[Data items]
--------------------------------

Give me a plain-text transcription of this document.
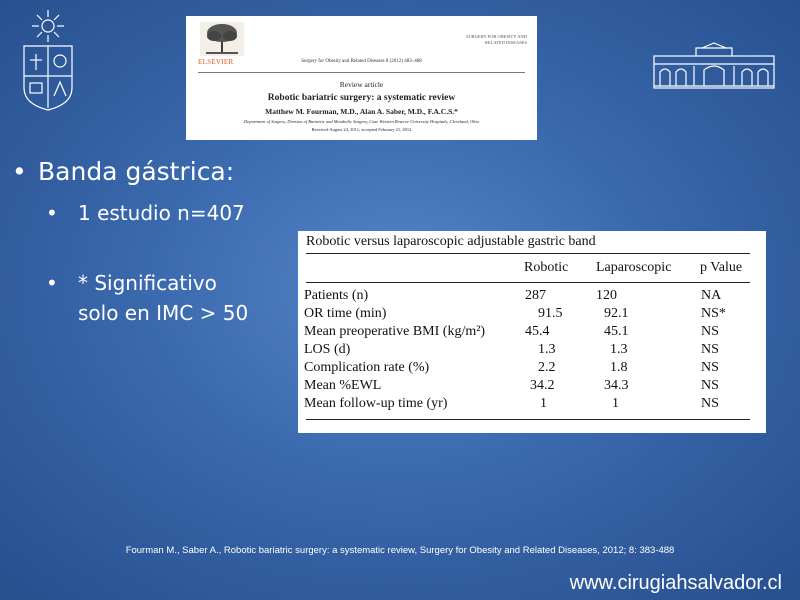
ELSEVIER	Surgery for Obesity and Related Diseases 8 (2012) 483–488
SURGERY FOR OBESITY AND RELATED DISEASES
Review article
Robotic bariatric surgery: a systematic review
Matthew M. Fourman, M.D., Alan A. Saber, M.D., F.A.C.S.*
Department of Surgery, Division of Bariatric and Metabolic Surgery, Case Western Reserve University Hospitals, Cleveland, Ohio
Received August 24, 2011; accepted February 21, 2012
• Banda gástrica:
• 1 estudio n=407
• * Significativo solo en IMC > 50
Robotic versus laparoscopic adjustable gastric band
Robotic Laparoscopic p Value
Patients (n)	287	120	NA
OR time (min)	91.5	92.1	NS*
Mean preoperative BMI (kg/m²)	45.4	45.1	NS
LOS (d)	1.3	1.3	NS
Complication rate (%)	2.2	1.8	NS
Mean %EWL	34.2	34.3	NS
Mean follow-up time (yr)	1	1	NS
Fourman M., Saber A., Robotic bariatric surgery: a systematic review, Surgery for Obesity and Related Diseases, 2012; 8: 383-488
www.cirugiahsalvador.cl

--------------------------------

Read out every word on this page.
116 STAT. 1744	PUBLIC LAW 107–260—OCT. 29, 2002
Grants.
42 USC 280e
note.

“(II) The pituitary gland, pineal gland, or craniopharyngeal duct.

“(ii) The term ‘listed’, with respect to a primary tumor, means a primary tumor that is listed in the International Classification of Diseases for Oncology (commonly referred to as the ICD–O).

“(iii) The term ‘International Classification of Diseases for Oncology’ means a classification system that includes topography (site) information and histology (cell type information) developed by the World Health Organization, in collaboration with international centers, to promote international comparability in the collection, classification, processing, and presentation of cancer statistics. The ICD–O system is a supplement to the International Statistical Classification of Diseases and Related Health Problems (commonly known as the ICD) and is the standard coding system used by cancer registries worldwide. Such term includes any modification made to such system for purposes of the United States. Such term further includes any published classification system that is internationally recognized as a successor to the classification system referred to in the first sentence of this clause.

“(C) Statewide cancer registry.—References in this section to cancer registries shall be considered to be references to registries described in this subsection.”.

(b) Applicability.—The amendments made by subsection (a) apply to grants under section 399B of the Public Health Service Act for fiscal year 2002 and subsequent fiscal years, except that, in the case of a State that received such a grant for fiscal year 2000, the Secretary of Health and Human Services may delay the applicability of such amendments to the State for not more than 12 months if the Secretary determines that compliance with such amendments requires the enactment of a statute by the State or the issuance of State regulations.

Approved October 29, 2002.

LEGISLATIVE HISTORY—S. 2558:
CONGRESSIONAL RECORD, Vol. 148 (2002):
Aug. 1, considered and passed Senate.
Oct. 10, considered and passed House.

--------------------------------

Exercise description: Search the records for the word "registries", then list every line that has it.

Solution:
“(iii) The term ‘International Classification of Diseases for Oncology’ means a classification system that includes topography (site) information and histology (cell type information) developed by the World Health Organization, in collaboration with international centers, to promote international comparability in the collection, classification, processing, and presentation of cancer statistics. The ICD–O system is a supplement to the International Statistical Classification of Diseases and Related Health Problems (commonly known as the ICD) and is the standard coding system used by cancer registries worldwide. Such term includes any modification made to such system for purposes of the United States. Such term further includes any published classification system that is internationally recognized as a successor to the classification system referred to in the first sentence of this clause.
“(C) Statewide cancer registry.—References in this section to cancer registries shall be considered to be references to registries described in this subsection.”.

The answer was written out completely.